++++ SUPPLIED RECORDS ++++

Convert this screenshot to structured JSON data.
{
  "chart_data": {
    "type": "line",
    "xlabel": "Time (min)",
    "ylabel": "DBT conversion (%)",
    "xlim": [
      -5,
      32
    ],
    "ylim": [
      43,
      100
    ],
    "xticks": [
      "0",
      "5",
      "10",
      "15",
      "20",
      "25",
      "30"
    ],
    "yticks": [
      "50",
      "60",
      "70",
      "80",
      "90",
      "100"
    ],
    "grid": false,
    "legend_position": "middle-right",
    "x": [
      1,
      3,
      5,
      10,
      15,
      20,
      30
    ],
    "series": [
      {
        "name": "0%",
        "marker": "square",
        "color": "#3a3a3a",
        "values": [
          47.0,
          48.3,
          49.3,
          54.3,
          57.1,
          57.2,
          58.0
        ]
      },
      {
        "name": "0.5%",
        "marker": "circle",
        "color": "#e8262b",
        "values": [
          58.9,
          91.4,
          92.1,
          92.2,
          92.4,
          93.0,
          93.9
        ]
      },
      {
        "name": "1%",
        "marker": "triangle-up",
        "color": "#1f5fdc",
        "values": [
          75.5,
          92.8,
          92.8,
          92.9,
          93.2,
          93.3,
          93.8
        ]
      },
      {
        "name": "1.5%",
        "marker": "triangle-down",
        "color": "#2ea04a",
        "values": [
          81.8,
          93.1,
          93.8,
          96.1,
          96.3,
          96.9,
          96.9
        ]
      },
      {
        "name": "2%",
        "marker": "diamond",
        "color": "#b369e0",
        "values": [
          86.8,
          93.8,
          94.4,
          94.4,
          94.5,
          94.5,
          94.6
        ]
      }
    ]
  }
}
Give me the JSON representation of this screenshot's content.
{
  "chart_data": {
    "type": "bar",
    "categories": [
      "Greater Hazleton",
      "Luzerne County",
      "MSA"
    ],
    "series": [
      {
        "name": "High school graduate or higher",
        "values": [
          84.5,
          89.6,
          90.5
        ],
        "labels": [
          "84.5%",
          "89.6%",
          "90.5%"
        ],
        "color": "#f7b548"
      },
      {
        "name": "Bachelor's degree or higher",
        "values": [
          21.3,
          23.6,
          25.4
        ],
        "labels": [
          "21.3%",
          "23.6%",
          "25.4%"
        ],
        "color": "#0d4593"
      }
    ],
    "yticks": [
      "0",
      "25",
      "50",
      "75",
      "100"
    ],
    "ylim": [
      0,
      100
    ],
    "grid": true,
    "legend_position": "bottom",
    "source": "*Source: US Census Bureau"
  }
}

++++

● **DESCRIPTION OF THE TASK**
Find "Give me the" in the data above, then repeat that line and all lines after it exactly, ending with the final line.

● **ANSWER FOR THE TASK**
Give me the JSON representation of this screenshot's content.
{
  "chart_data": {
    "type": "bar",
    "categories": [
      "Greater Hazleton",
      "Luzerne County",
      "MSA"
    ],
    "series": [
      {
        "name": "High school graduate or higher",
        "values": [
          84.5,
          89.6,
          90.5
        ],
        "labels": [
          "84.5%",
          "89.6%",
          "90.5%"
        ],
        "color": "#f7b548"
      },
      {
        "name": "Bachelor's degree or higher",
        "values": [
          21.3,
          23.6,
          25.4
        ],
        "labels": [
          "21.3%",
          "23.6%",
          "25.4%"
        ],
        "color": "#0d4593"
      }
    ],
    "yticks": [
      "0",
      "25",
      "50",
      "75",
      "100"
    ],
    "ylim": [
      0,
      100
    ],
    "grid": true,
    "legend_position": "bottom",
    "source": "*Source: US Census Bureau"
  }
}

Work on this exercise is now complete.